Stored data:
--- --- ---
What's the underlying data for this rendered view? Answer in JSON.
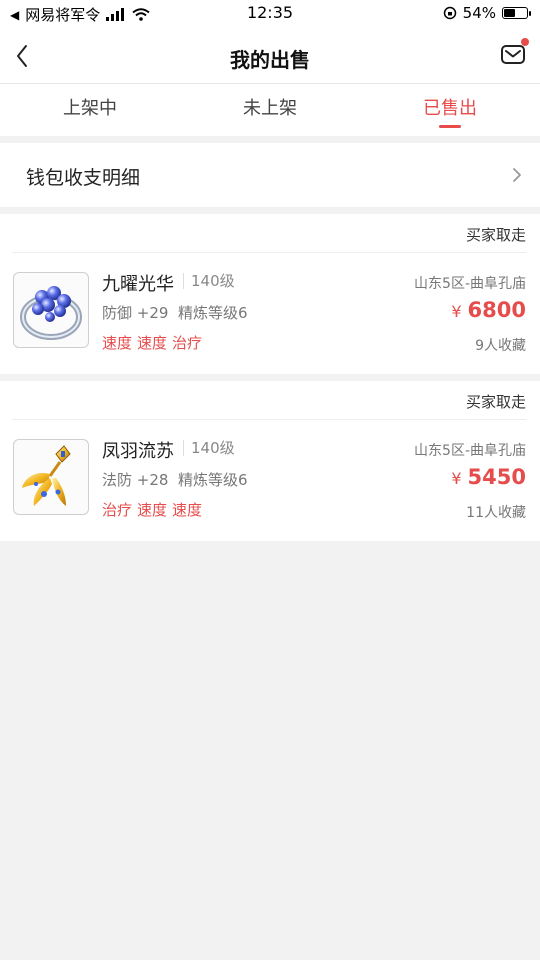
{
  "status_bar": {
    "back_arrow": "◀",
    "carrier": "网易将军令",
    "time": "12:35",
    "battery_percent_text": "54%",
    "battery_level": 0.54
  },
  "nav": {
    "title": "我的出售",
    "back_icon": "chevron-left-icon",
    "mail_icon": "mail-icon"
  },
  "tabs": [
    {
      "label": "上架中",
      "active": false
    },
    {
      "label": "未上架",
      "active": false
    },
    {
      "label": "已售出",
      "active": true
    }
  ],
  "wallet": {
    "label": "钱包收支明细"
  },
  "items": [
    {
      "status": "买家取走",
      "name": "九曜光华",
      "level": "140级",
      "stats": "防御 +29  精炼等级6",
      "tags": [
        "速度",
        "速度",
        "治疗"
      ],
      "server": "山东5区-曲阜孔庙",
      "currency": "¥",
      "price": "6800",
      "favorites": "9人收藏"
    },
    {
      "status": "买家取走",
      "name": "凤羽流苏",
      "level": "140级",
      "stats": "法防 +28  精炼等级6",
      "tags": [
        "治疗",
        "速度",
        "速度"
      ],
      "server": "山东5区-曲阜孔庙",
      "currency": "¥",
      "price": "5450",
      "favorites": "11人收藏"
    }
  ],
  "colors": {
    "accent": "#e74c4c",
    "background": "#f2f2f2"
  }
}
--- --- ---
BRIEF
Extract all lines of the records above that include "icon".

COMPLETE OUTPUT
    "back_icon": "chevron-left-icon",
    "mail_icon": "mail-icon"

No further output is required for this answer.